> [EXERCISE BRIEF] From the entries below, copy every line where the string "réinitialiser" appears.
======== PROVIDED RECORDS
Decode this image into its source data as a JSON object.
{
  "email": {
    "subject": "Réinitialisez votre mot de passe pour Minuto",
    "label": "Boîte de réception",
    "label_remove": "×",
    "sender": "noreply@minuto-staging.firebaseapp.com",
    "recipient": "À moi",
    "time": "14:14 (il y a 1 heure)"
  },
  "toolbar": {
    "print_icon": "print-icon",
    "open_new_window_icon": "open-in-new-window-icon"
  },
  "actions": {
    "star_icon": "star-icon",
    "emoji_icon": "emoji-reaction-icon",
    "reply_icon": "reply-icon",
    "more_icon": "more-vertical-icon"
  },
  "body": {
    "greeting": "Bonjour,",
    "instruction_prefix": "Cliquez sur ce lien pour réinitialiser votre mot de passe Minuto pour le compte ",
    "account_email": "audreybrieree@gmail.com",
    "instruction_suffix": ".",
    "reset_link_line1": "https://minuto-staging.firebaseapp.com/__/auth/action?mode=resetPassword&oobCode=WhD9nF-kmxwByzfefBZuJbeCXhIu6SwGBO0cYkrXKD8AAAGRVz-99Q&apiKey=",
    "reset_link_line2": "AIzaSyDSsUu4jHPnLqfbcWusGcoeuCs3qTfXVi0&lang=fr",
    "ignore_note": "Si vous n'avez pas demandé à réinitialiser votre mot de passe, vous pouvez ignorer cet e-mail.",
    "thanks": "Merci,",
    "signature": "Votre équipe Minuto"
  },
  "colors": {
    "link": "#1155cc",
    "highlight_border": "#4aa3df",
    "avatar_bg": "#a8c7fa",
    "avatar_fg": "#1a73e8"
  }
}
================
> [RESULT OF THIS EXERCISE]
    "instruction_prefix": "Cliquez sur ce lien pour réinitialiser votre mot de passe Minuto pour le compte ",
    "ignore_note": "Si vous n'avez pas demandé à réinitialiser votre mot de passe, vous pouvez ignorer cet e-mail.",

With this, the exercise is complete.